- **Records for this exercise**:
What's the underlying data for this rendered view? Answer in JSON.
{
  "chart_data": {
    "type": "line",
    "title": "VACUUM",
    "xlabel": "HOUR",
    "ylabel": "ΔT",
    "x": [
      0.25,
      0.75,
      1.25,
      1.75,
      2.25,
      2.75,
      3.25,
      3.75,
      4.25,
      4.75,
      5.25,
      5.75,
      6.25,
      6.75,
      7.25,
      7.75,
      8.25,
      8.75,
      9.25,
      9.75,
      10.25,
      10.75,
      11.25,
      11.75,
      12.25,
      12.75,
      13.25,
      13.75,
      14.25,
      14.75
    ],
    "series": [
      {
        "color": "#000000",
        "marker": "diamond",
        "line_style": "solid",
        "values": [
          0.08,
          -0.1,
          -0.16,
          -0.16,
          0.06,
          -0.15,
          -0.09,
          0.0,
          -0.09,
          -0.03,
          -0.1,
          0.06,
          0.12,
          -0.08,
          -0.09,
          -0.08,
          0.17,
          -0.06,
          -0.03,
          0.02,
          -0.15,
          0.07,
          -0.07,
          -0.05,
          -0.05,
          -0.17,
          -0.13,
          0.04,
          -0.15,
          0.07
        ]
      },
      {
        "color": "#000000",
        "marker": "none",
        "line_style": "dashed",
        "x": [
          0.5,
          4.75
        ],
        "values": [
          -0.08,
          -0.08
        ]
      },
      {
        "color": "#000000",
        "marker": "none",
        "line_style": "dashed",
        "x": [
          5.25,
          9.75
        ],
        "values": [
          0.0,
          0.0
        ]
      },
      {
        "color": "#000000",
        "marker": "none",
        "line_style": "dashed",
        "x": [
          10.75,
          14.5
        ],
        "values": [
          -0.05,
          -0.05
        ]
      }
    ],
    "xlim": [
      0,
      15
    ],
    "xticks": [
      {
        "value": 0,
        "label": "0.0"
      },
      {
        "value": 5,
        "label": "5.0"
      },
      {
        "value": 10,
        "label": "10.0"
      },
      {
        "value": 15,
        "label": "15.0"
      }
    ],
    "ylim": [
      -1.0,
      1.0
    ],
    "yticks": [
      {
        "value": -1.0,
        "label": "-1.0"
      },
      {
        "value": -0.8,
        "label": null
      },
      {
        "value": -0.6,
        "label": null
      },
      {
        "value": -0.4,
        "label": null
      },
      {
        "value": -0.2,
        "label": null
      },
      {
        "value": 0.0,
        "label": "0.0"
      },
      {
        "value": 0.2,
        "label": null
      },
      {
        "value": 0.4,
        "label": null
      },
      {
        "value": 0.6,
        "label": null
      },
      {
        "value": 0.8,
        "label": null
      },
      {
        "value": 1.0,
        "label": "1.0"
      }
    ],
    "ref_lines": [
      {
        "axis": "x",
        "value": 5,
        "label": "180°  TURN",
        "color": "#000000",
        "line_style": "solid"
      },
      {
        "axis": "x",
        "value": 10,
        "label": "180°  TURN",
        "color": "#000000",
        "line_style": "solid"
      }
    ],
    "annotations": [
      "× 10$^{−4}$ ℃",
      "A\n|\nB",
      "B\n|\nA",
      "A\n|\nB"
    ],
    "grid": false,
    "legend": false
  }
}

- **Problem to solve**:
Repeat each entry word for word.

- **Result of the exercise**:
What's the underlying data for this rendered view? Answer in JSON.
{
  "chart_data": {
    "type": "line",
    "title": "VACUUM",
    "xlabel": "HOUR",
    "ylabel": "ΔT",
    "x": [
      0.25,
      0.75,
      1.25,
      1.75,
      2.25,
      2.75,
      3.25,
      3.75,
      4.25,
      4.75,
      5.25,
      5.75,
      6.25,
      6.75,
      7.25,
      7.75,
      8.25,
      8.75,
      9.25,
      9.75,
      10.25,
      10.75,
      11.25,
      11.75,
      12.25,
      12.75,
      13.25,
      13.75,
      14.25,
      14.75
    ],
    "series": [
      {
        "color": "#000000",
        "marker": "diamond",
        "line_style": "solid",
        "values": [
          0.08,
          -0.1,
          -0.16,
          -0.16,
          0.06,
          -0.15,
          -0.09,
          0.0,
          -0.09,
          -0.03,
          -0.1,
          0.06,
          0.12,
          -0.08,
          -0.09,
          -0.08,
          0.17,
          -0.06,
          -0.03,
          0.02,
          -0.15,
          0.07,
          -0.07,
          -0.05,
          -0.05,
          -0.17,
          -0.13,
          0.04,
          -0.15,
          0.07
        ]
      },
      {
        "color": "#000000",
        "marker": "none",
        "line_style": "dashed",
        "x": [
          0.5,
          4.75
        ],
        "values": [
          -0.08,
          -0.08
        ]
      },
      {
        "color": "#000000",
        "marker": "none",
        "line_style": "dashed",
        "x": [
          5.25,
          9.75
        ],
        "values": [
          0.0,
          0.0
        ]
      },
      {
        "color": "#000000",
        "marker": "none",
        "line_style": "dashed",
        "x": [
          10.75,
          14.5
        ],
        "values": [
          -0.05,
          -0.05
        ]
      }
    ],
    "xlim": [
      0,
      15
    ],
    "xticks": [
      {
        "value": 0,
        "label": "0.0"
      },
      {
        "value": 5,
        "label": "5.0"
      },
      {
        "value": 10,
        "label": "10.0"
      },
      {
        "value": 15,
        "label": "15.0"
      }
    ],
    "ylim": [
      -1.0,
      1.0
    ],
    "yticks": [
      {
        "value": -1.0,
        "label": "-1.0"
      },
      {
        "value": -0.8,
        "label": null
      },
      {
        "value": -0.6,
        "label": null
      },
      {
        "value": -0.4,
        "label": null
      },
      {
        "value": -0.2,
        "label": null
      },
      {
        "value": 0.0,
        "label": "0.0"
      },
      {
        "value": 0.2,
        "label": null
      },
      {
        "value": 0.4,
        "label": null
      },
      {
        "value": 0.6,
        "label": null
      },
      {
        "value": 0.8,
        "label": null
      },
      {
        "value": 1.0,
        "label": "1.0"
      }
    ],
    "ref_lines": [
      {
        "axis": "x",
        "value": 5,
        "label": "180°  TURN",
        "color": "#000000",
        "line_style": "solid"
      },
      {
        "axis": "x",
        "value": 10,
        "label": "180°  TURN",
        "color": "#000000",
        "line_style": "solid"
      }
    ],
    "annotations": [
      "× 10$^{−4}$ ℃",
      "A\n|\nB",
      "B\n|\nA",
      "A\n|\nB"
    ],
    "grid": false,
    "legend": false
  }
}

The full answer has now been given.